→ **Stated task**
Output the rows from the start of the rows through the line containing "event-image xyxy=(440,243,584,333)" as a JSON list of strings, one string per line, skipping blank lines.

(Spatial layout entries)
□ □ □ □

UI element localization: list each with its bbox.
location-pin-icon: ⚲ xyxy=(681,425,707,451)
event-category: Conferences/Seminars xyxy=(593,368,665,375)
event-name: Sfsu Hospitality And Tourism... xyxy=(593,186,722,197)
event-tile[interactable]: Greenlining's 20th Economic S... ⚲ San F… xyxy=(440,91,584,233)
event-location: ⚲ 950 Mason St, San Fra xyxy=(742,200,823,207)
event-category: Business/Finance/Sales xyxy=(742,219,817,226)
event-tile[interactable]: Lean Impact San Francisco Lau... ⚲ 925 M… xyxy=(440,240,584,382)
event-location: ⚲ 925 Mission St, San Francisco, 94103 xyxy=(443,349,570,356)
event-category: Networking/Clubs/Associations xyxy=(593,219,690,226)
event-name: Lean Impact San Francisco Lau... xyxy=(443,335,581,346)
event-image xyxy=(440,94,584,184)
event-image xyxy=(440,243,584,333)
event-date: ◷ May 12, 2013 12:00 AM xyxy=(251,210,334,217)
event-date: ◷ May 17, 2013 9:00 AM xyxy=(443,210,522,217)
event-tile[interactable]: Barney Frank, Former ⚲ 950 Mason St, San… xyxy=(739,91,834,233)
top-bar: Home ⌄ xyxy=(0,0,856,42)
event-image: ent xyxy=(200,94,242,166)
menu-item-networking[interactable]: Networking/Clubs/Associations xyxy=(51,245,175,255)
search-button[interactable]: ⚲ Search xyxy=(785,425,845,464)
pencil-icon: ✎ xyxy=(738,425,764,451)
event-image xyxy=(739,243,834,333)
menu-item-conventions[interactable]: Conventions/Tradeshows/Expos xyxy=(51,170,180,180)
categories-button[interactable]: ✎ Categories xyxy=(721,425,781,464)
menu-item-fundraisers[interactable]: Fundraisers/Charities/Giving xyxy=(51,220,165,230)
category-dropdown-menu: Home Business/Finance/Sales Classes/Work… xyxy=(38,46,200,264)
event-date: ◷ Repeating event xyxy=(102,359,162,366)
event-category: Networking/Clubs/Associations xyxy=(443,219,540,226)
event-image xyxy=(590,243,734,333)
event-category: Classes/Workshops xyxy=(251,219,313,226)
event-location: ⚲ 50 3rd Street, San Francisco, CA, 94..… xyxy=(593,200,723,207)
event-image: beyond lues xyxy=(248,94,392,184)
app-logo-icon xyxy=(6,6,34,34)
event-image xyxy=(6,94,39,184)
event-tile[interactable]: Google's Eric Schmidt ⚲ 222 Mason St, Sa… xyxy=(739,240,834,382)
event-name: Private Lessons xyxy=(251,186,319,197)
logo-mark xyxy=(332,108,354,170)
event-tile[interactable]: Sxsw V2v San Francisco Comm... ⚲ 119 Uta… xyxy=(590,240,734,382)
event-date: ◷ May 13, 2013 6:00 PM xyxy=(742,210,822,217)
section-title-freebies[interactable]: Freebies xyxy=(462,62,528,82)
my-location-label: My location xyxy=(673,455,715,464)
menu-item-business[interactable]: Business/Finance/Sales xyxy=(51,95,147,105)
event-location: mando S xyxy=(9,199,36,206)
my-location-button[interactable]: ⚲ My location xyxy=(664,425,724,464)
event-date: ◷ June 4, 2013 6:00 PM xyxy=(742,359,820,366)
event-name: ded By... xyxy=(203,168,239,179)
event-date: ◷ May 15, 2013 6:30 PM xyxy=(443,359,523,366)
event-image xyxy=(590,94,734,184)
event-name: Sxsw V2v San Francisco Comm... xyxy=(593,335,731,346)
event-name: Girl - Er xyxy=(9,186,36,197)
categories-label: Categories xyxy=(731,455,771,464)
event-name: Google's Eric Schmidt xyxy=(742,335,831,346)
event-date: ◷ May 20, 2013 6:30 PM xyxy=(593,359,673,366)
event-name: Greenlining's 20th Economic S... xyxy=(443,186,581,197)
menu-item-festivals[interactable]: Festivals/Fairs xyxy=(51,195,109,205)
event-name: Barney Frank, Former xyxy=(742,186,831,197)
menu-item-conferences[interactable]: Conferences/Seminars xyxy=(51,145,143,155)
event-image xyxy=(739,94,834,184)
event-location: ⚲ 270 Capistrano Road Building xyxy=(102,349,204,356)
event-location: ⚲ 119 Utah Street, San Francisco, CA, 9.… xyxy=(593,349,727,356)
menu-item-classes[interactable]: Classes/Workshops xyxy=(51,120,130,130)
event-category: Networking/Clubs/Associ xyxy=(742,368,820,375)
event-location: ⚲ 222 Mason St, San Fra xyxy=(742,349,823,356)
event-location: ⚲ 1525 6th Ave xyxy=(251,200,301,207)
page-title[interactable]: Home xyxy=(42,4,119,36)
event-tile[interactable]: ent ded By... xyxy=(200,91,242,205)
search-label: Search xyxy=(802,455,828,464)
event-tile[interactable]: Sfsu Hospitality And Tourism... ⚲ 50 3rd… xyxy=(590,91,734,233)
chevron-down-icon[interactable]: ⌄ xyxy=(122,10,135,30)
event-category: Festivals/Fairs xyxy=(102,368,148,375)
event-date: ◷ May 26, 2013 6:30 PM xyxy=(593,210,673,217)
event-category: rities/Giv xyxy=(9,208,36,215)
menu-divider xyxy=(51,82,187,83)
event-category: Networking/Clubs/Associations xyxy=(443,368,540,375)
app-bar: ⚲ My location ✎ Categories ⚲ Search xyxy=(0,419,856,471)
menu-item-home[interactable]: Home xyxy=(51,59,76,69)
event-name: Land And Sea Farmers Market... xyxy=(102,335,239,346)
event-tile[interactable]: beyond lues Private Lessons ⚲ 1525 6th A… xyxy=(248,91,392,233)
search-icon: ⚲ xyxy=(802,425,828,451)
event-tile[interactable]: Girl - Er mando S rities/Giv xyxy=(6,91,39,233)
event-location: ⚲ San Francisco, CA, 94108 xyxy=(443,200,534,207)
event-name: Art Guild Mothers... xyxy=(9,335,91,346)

□ □ □ □

→ **Written solution**
[
  "UI element localization: list each with its bbox.",
  "location-pin-icon: ⚲ xyxy=(681,425,707,451)",
  "event-category: Conferences/Seminars xyxy=(593,368,665,375)",
  "event-name: Sfsu Hospitality And Tourism... xyxy=(593,186,722,197)",
  "event-tile[interactable]: Greenlining's 20th Economic S... ⚲ San F… xyxy=(440,91,584,233)",
  "event-location: ⚲ 950 Mason St, San Fra xyxy=(742,200,823,207)",
  "event-category: Business/Finance/Sales xyxy=(742,219,817,226)",
  "event-tile[interactable]: Lean Impact San Francisco Lau... ⚲ 925 M… xyxy=(440,240,584,382)",
  "event-location: ⚲ 925 Mission St, San Francisco, 94103 xyxy=(443,349,570,356)",
  "event-category: Networking/Clubs/Associations xyxy=(593,219,690,226)",
  "event-name: Lean Impact San Francisco Lau... xyxy=(443,335,581,346)",
  "event-image xyxy=(440,94,584,184)",
  "event-image xyxy=(440,243,584,333)"
]